# WHAT TO PRODUCE
Go through the entries one line at a time, and gather every line that has the word "this".

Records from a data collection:
-------

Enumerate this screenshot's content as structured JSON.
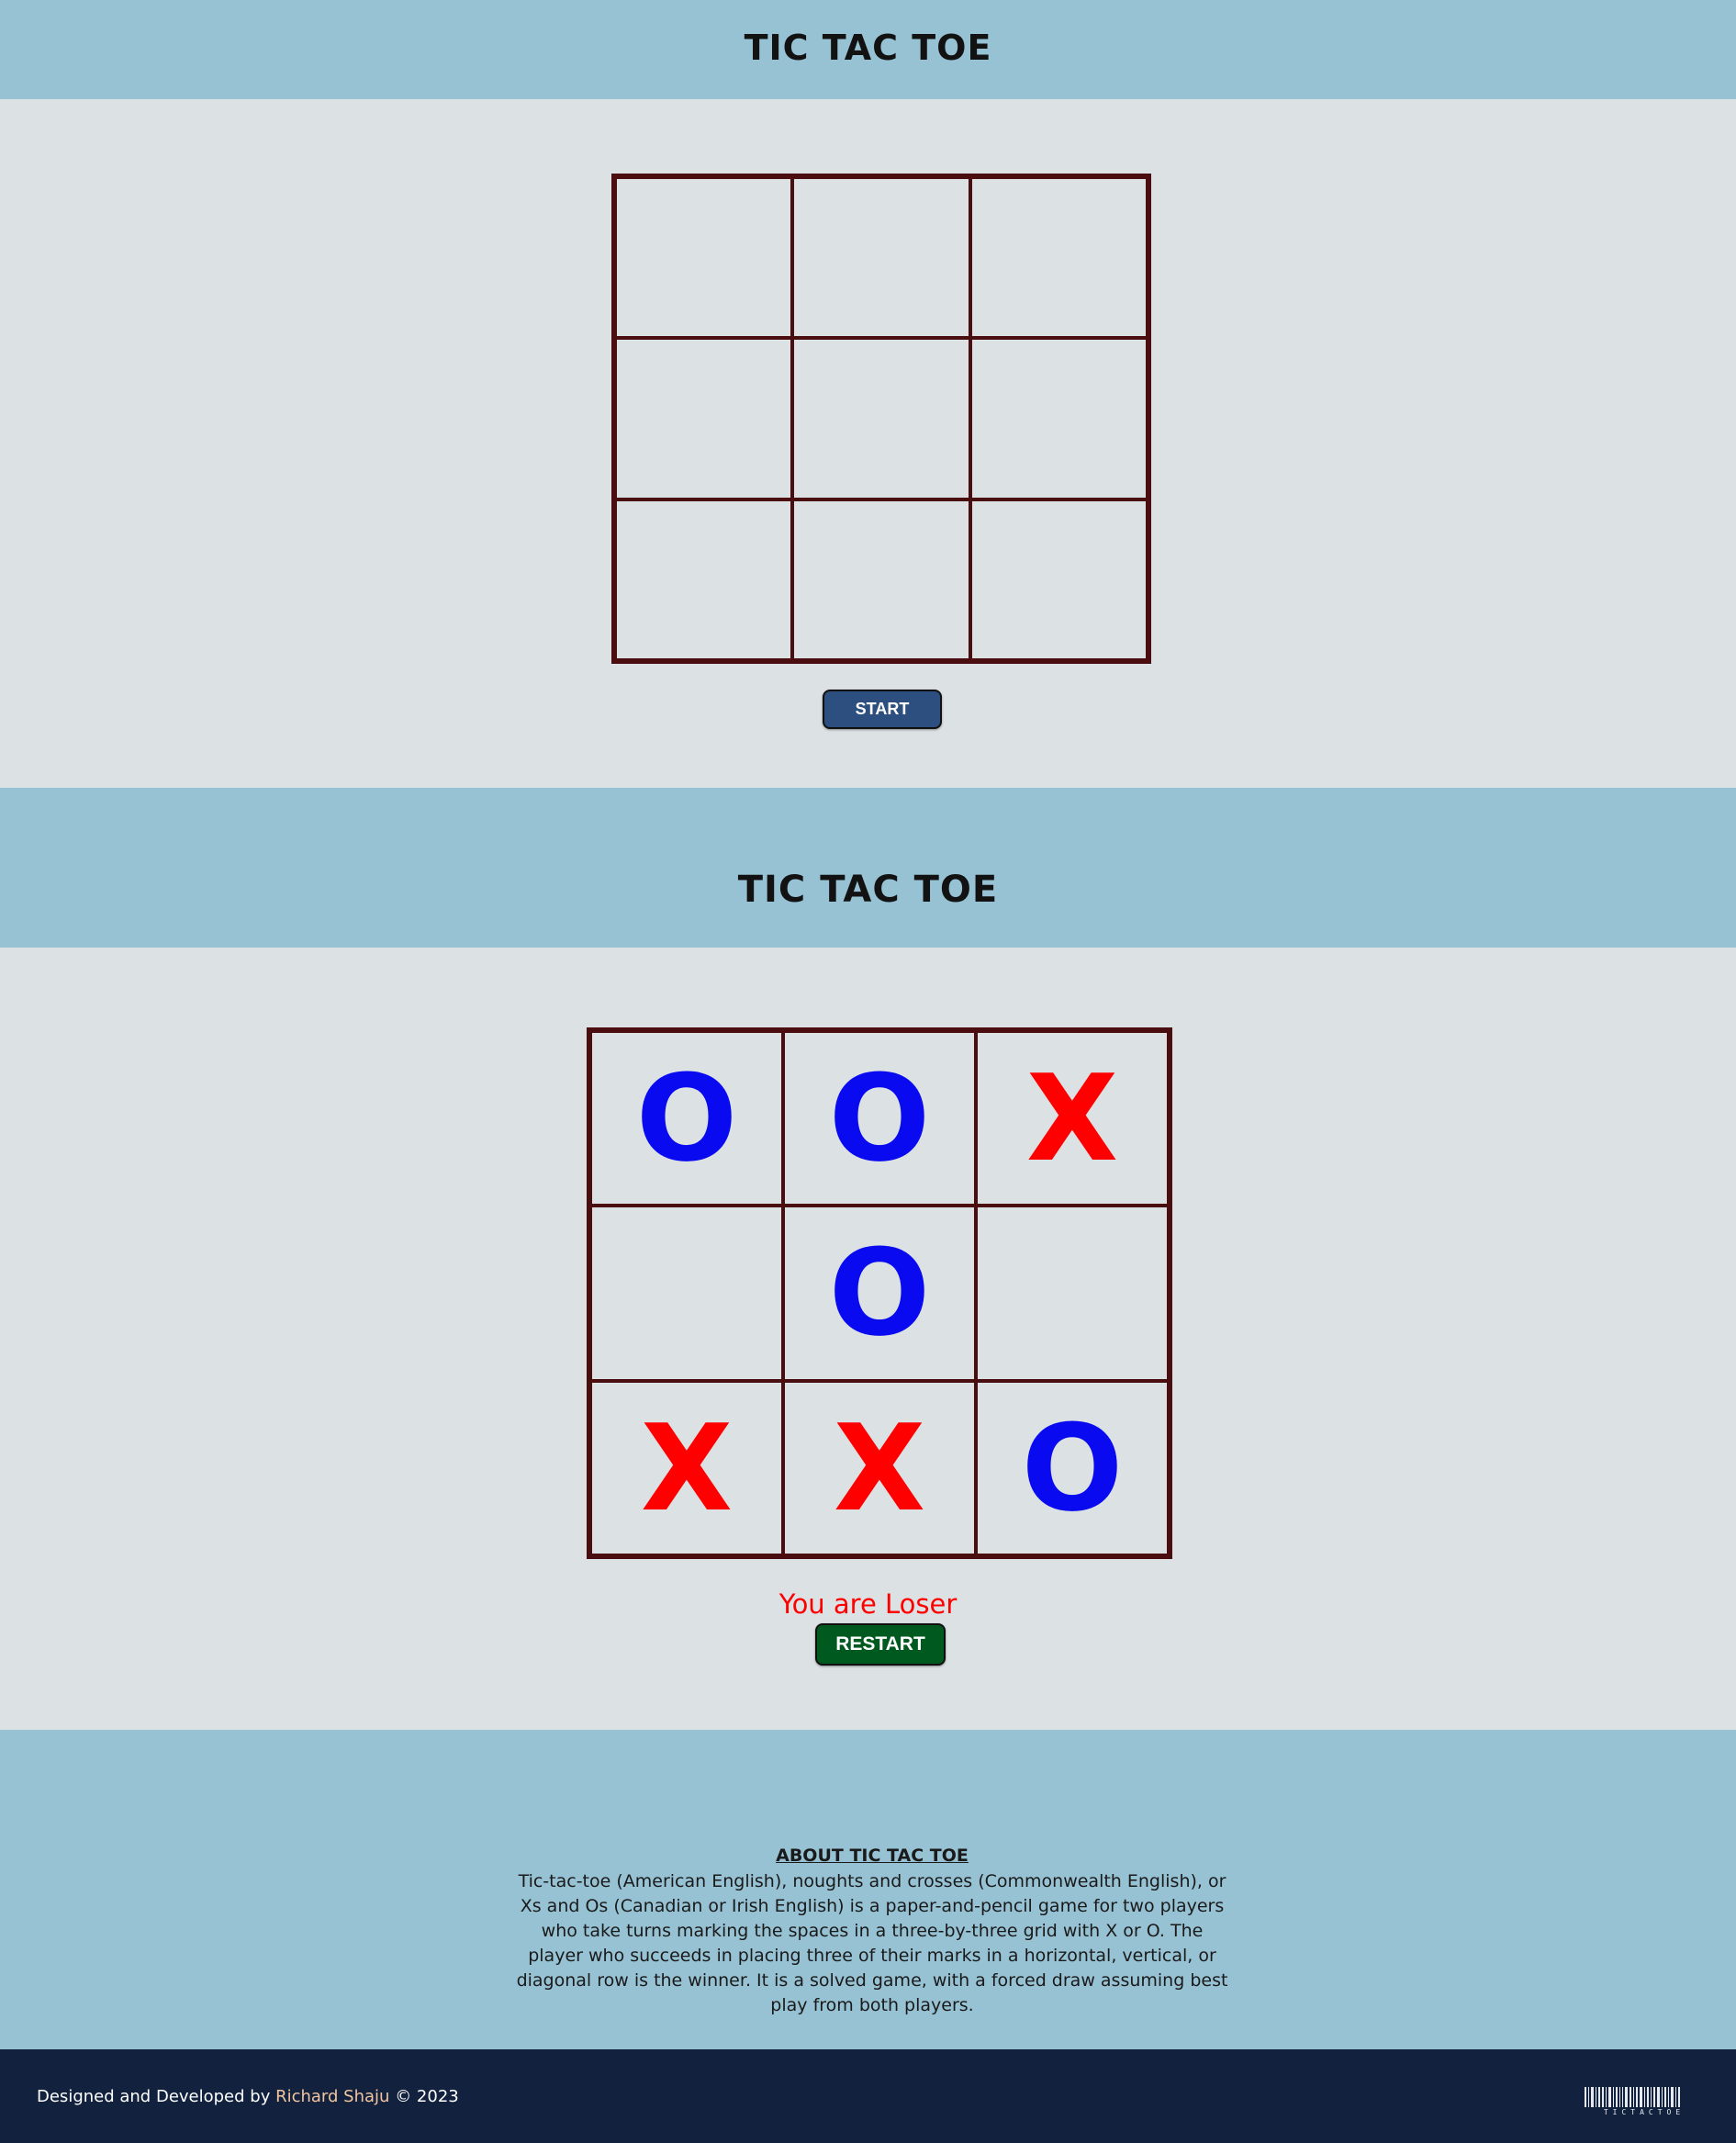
{
  "colors": {
    "header_band": "#97c2d4",
    "page_bg": "#dce1e4",
    "grid_line": "#4a0e10",
    "x_mark": "#ff0000",
    "o_mark": "#0a0af0",
    "start_button": "#2c4f80",
    "restart_button": "#005a1f",
    "result_text": "#ff0000",
    "footer_bg": "#12213d",
    "author_link": "#f2c5a0"
  },
  "game1": {
    "title": "TIC TAC TOE",
    "board": [
      "",
      "",
      "",
      "",
      "",
      "",
      "",
      "",
      ""
    ],
    "button_label": "START"
  },
  "game2": {
    "title": "TIC TAC TOE",
    "board": [
      "O",
      "O",
      "X",
      "",
      "O",
      "",
      "X",
      "X",
      "O"
    ],
    "result": "You are Loser",
    "button_label": "RESTART"
  },
  "about": {
    "heading": "ABOUT TIC TAC TOE",
    "text": "Tic-tac-toe (American English), noughts and crosses (Commonwealth English), or Xs and Os (Canadian or Irish English) is a paper-and-pencil game for two players who take turns marking the spaces in a three-by-three grid with X or O. The player who succeeds in placing three of their marks in a horizontal, vertical, or diagonal row is the winner. It is a solved game, with a forced draw assuming best play from both players."
  },
  "footer": {
    "prefix": "Designed and Developed by",
    "author": "Richard Shaju",
    "suffix": "© 2023",
    "logo_text": "TICTACTOE"
  }
}
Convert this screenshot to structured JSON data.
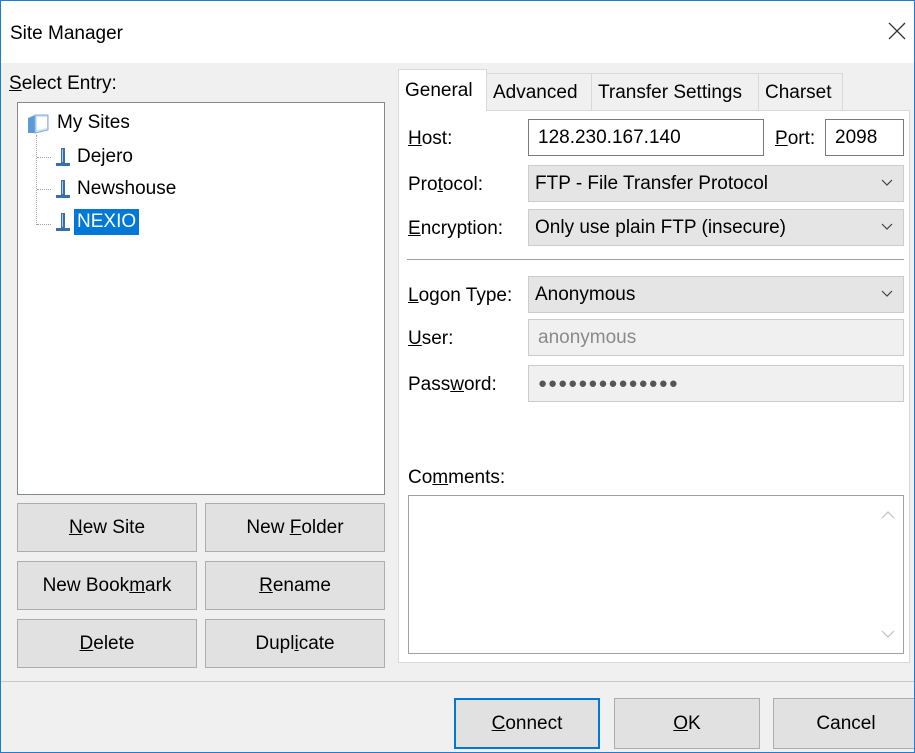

-------

# TASK OUTPUT
Enumerate this screenshot's content as structured JSON.
Convert this screenshot to structured JSON data.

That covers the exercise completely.